● Problem to solve
Give a verbatim copy of the lines below, minus the pictures.

#### Data entries

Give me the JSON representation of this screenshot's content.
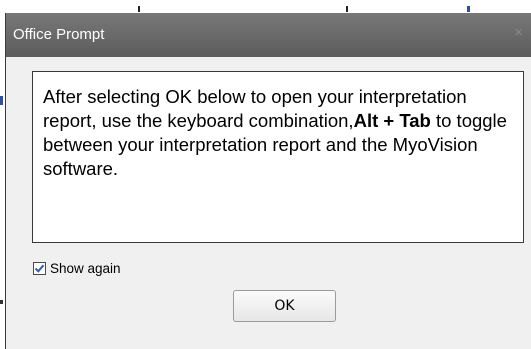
{
  "dialog": {
    "title": "Office Prompt",
    "close_glyph": "×",
    "message_before": "After selecting OK below to open your interpretation report, use the keyboard combination,",
    "message_shortcut": "Alt + Tab",
    "message_after": " to toggle between your interpretation report and the MyoVision software.",
    "checkbox": {
      "label": "Show again",
      "checked": true
    },
    "ok_button_label": "OK"
  },
  "colors": {
    "titlebar": "#666666",
    "dialog_bg": "#f0f0f0",
    "text_box_bg": "#ffffff",
    "checkmark": "#2d5fb3"
  },
  "icons": {
    "close": "close-icon",
    "checkbox": "checkmark-icon"
  }
}
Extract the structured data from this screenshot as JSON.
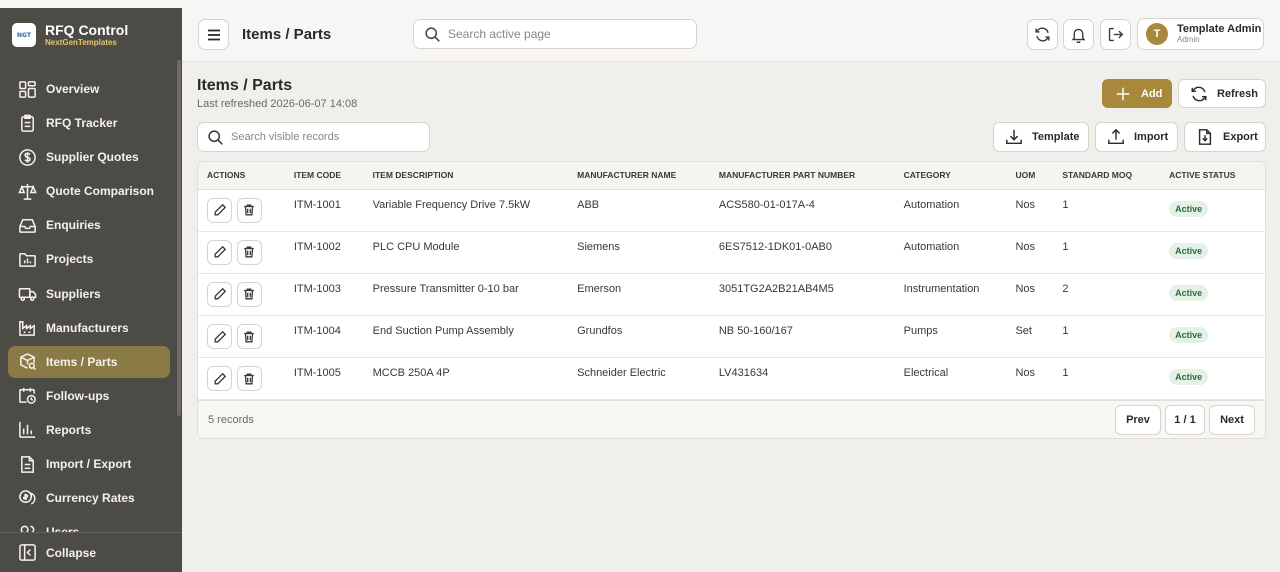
{
  "brand": {
    "title": "RFQ Control",
    "subtitle": "NextGenTemplates",
    "logo_text": "NGT"
  },
  "sidebar": {
    "items": [
      {
        "label": "Overview",
        "icon": "grid-icon"
      },
      {
        "label": "RFQ Tracker",
        "icon": "clipboard-icon"
      },
      {
        "label": "Supplier Quotes",
        "icon": "dollar-circle-icon"
      },
      {
        "label": "Quote Comparison",
        "icon": "scale-icon"
      },
      {
        "label": "Enquiries",
        "icon": "inbox-icon"
      },
      {
        "label": "Projects",
        "icon": "folder-chart-icon"
      },
      {
        "label": "Suppliers",
        "icon": "truck-icon"
      },
      {
        "label": "Manufacturers",
        "icon": "factory-icon"
      },
      {
        "label": "Items / Parts",
        "icon": "box-search-icon",
        "active": true
      },
      {
        "label": "Follow-ups",
        "icon": "calendar-clock-icon"
      },
      {
        "label": "Reports",
        "icon": "bar-chart-icon"
      },
      {
        "label": "Import / Export",
        "icon": "document-icon"
      },
      {
        "label": "Currency Rates",
        "icon": "coins-icon"
      },
      {
        "label": "Users",
        "icon": "users-icon"
      }
    ],
    "collapse_label": "Collapse"
  },
  "header": {
    "title": "Items / Parts",
    "search_placeholder": "Search active page",
    "user": {
      "initial": "T",
      "name": "Template Admin",
      "role": "Admin"
    }
  },
  "main": {
    "title": "Items / Parts",
    "subtitle": "Last refreshed 2026-06-07 14:08",
    "add_label": "Add",
    "refresh_label": "Refresh",
    "template_label": "Template",
    "import_label": "Import",
    "export_label": "Export",
    "search_placeholder": "Search visible records"
  },
  "table": {
    "columns": [
      "Actions",
      "Item Code",
      "Item Description",
      "Manufacturer Name",
      "Manufacturer Part Number",
      "Category",
      "UOM",
      "Standard MOQ",
      "Active Status"
    ],
    "rows": [
      {
        "code": "ITM-1001",
        "desc": "Variable Frequency Drive 7.5kW",
        "mfr": "ABB",
        "mpn": "ACS580-01-017A-4",
        "cat": "Automation",
        "uom": "Nos",
        "moq": "1",
        "status": "Active"
      },
      {
        "code": "ITM-1002",
        "desc": "PLC CPU Module",
        "mfr": "Siemens",
        "mpn": "6ES7512-1DK01-0AB0",
        "cat": "Automation",
        "uom": "Nos",
        "moq": "1",
        "status": "Active"
      },
      {
        "code": "ITM-1003",
        "desc": "Pressure Transmitter 0-10 bar",
        "mfr": "Emerson",
        "mpn": "3051TG2A2B21AB4M5",
        "cat": "Instrumentation",
        "uom": "Nos",
        "moq": "2",
        "status": "Active"
      },
      {
        "code": "ITM-1004",
        "desc": "End Suction Pump Assembly",
        "mfr": "Grundfos",
        "mpn": "NB 50-160/167",
        "cat": "Pumps",
        "uom": "Set",
        "moq": "1",
        "status": "Active"
      },
      {
        "code": "ITM-1005",
        "desc": "MCCB 250A 4P",
        "mfr": "Schneider Electric",
        "mpn": "LV431634",
        "cat": "Electrical",
        "uom": "Nos",
        "moq": "1",
        "status": "Active"
      }
    ],
    "records_text": "5 records",
    "prev_label": "Prev",
    "page_label": "1 / 1",
    "next_label": "Next"
  },
  "colors": {
    "sidebar_bg": "#4d4b46",
    "accent": "#a8893c",
    "active_nav": "#8a7a45",
    "badge_bg": "#e3f1e6",
    "badge_text": "#2e6b3e"
  }
}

########

● Written answer
Give me the JSON representation of this screenshot's content.
{
  "dialog": {
    "title": "Office Prompt",
    "close_glyph": "×",
    "message_before": "After selecting OK below to open your interpretation report, use the keyboard combination,",
    "message_shortcut": "Alt + Tab",
    "message_after": " to toggle between your interpretation report and the MyoVision software.",
    "checkbox": {
      "label": "Show again",
      "checked": true
    },
    "ok_button_label": "OK"
  },
  "colors": {
    "titlebar": "#666666",
    "dialog_bg": "#f0f0f0",
    "text_box_bg": "#ffffff",
    "checkmark": "#2d5fb3"
  },
  "icons": {
    "close": "close-icon",
    "checkbox": "checkmark-icon"
  }
}
Extract the structured data from this screenshot as JSON.
{
  "brand": {
    "title": "RFQ Control",
    "subtitle": "NextGenTemplates",
    "logo_text": "NGT"
  },
  "sidebar": {
    "items": [
      {
        "label": "Overview",
        "icon": "grid-icon"
      },
      {
        "label": "RFQ Tracker",
        "icon": "clipboard-icon"
      },
      {
        "label": "Supplier Quotes",
        "icon": "dollar-circle-icon"
      },
      {
        "label": "Quote Comparison",
        "icon": "scale-icon"
      },
      {
        "label": "Enquiries",
        "icon": "inbox-icon"
      },
      {
        "label": "Projects",
        "icon": "folder-chart-icon"
      },
      {
        "label": "Suppliers",
        "icon": "truck-icon"
      },
      {
        "label": "Manufacturers",
        "icon": "factory-icon"
      },
      {
        "label": "Items / Parts",
        "icon": "box-search-icon",
        "active": true
      },
      {
        "label": "Follow-ups",
        "icon": "calendar-clock-icon"
      },
      {
        "label": "Reports",
        "icon": "bar-chart-icon"
      },
      {
        "label": "Import / Export",
        "icon": "document-icon"
      },
      {
        "label": "Currency Rates",
        "icon": "coins-icon"
      },
      {
        "label": "Users",
        "icon": "users-icon"
      }
    ],
    "collapse_label": "Collapse"
  },
  "header": {
    "title": "Items / Parts",
    "search_placeholder": "Search active page",
    "user": {
      "initial": "T",
      "name": "Template Admin",
      "role": "Admin"
    }
  },
  "main": {
    "title": "Items / Parts",
    "subtitle": "Last refreshed 2026-06-07 14:08",
    "add_label": "Add",
    "refresh_label": "Refresh",
    "template_label": "Template",
    "import_label": "Import",
    "export_label": "Export",
    "search_placeholder": "Search visible records"
  },
  "table": {
    "columns": [
      "Actions",
      "Item Code",
      "Item Description",
      "Manufacturer Name",
      "Manufacturer Part Number",
      "Category",
      "UOM",
      "Standard MOQ",
      "Active Status"
    ],
    "rows": [
      {
        "code": "ITM-1001",
        "desc": "Variable Frequency Drive 7.5kW",
        "mfr": "ABB",
        "mpn": "ACS580-01-017A-4",
        "cat": "Automation",
        "uom": "Nos",
        "moq": "1",
        "status": "Active"
      },
      {
        "code": "ITM-1002",
        "desc": "PLC CPU Module",
        "mfr": "Siemens",
        "mpn": "6ES7512-1DK01-0AB0",
        "cat": "Automation",
        "uom": "Nos",
        "moq": "1",
        "status": "Active"
      },
      {
        "code": "ITM-1003",
        "desc": "Pressure Transmitter 0-10 bar",
        "mfr": "Emerson",
        "mpn": "3051TG2A2B21AB4M5",
        "cat": "Instrumentation",
        "uom": "Nos",
        "moq": "2",
        "status": "Active"
      },
      {
        "code": "ITM-1004",
        "desc": "End Suction Pump Assembly",
        "mfr": "Grundfos",
        "mpn": "NB 50-160/167",
        "cat": "Pumps",
        "uom": "Set",
        "moq": "1",
        "status": "Active"
      },
      {
        "code": "ITM-1005",
        "desc": "MCCB 250A 4P",
        "mfr": "Schneider Electric",
        "mpn": "LV431634",
        "cat": "Electrical",
        "uom": "Nos",
        "moq": "1",
        "status": "Active"
      }
    ],
    "records_text": "5 records",
    "prev_label": "Prev",
    "page_label": "1 / 1",
    "next_label": "Next"
  },
  "colors": {
    "sidebar_bg": "#4d4b46",
    "accent": "#a8893c",
    "active_nav": "#8a7a45",
    "badge_bg": "#e3f1e6",
    "badge_text": "#2e6b3e"
  }
}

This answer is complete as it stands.